Data for the task —
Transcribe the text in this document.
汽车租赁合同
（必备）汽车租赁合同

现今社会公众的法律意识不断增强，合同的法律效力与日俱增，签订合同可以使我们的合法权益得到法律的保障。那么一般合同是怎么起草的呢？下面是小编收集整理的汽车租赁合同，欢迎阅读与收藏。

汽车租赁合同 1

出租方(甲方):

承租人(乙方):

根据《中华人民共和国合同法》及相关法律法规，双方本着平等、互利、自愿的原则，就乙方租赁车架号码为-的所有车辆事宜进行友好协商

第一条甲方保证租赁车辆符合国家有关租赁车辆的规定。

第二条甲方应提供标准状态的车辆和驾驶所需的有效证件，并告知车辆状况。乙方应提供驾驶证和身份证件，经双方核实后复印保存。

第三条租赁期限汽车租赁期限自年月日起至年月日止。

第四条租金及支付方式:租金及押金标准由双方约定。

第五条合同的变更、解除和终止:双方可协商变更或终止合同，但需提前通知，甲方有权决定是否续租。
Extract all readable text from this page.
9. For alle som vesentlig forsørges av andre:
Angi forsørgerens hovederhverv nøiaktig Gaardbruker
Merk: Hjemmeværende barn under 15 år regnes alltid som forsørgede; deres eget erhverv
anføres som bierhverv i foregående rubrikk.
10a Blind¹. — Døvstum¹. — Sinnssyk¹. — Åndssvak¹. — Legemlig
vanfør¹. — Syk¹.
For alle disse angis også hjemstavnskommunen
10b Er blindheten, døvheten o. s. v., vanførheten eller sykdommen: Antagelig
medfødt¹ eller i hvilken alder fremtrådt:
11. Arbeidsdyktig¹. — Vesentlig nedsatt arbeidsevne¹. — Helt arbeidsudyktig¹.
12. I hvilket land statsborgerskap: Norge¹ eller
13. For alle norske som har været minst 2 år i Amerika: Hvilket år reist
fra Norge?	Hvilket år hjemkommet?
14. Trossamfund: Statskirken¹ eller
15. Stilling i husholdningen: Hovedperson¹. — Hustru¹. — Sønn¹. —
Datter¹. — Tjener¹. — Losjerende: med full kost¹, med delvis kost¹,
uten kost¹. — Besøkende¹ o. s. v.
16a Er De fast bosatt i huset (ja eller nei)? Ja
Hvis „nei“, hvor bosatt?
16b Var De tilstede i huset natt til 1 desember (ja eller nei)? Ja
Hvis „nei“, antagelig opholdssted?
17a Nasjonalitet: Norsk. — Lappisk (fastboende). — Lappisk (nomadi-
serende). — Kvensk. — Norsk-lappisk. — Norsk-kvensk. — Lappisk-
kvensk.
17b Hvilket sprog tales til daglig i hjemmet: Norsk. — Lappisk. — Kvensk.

Problem description — Would you give the material above again, complete and exact?

The answer —
Transcribe the text in this document.
汽车租赁合同
（必备）汽车租赁合同

现今社会公众的法律意识不断增强，合同的法律效力与日俱增，签订合同可以使我们的合法权益得到法律的保障。那么一般合同是怎么起草的呢？下面是小编收集整理的汽车租赁合同，欢迎阅读与收藏。

汽车租赁合同 1

出租方(甲方):

承租人(乙方):

根据《中华人民共和国合同法》及相关法律法规，双方本着平等、互利、自愿的原则，就乙方租赁车架号码为-的所有车辆事宜进行友好协商

第一条甲方保证租赁车辆符合国家有关租赁车辆的规定。

第二条甲方应提供标准状态的车辆和驾驶所需的有效证件，并告知车辆状况。乙方应提供驾驶证和身份证件，经双方核实后复印保存。

第三条租赁期限汽车租赁期限自年月日起至年月日止。

第四条租金及支付方式:租金及押金标准由双方约定。

第五条合同的变更、解除和终止:双方可协商变更或终止合同，但需提前通知，甲方有权决定是否续租。
Extract all readable text from this page.
9. For alle som vesentlig forsørges av andre:
Angi forsørgerens hovederhverv nøiaktig Gaardbruker
Merk: Hjemmeværende barn under 15 år regnes alltid som forsørgede; deres eget erhverv
anføres som bierhverv i foregående rubrikk.
10a Blind¹. — Døvstum¹. — Sinnssyk¹. — Åndssvak¹. — Legemlig
vanfør¹. — Syk¹.
For alle disse angis også hjemstavnskommunen
10b Er blindheten, døvheten o. s. v., vanførheten eller sykdommen: Antagelig
medfødt¹ eller i hvilken alder fremtrådt:
11. Arbeidsdyktig¹. — Vesentlig nedsatt arbeidsevne¹. — Helt arbeidsudyktig¹.
12. I hvilket land statsborgerskap: Norge¹ eller
13. For alle norske som har været minst 2 år i Amerika: Hvilket år reist
fra Norge?	Hvilket år hjemkommet?
14. Trossamfund: Statskirken¹ eller
15. Stilling i husholdningen: Hovedperson¹. — Hustru¹. — Sønn¹. —
Datter¹. — Tjener¹. — Losjerende: med full kost¹, med delvis kost¹,
uten kost¹. — Besøkende¹ o. s. v.
16a Er De fast bosatt i huset (ja eller nei)? Ja
Hvis „nei“, hvor bosatt?
16b Var De tilstede i huset natt til 1 desember (ja eller nei)? Ja
Hvis „nei“, antagelig opholdssted?
17a Nasjonalitet: Norsk. — Lappisk (fastboende). — Lappisk (nomadi-
serende). — Kvensk. — Norsk-lappisk. — Norsk-kvensk. — Lappisk-
kvensk.
17b Hvilket sprog tales til daglig i hjemmet: Norsk. — Lappisk. — Kvensk.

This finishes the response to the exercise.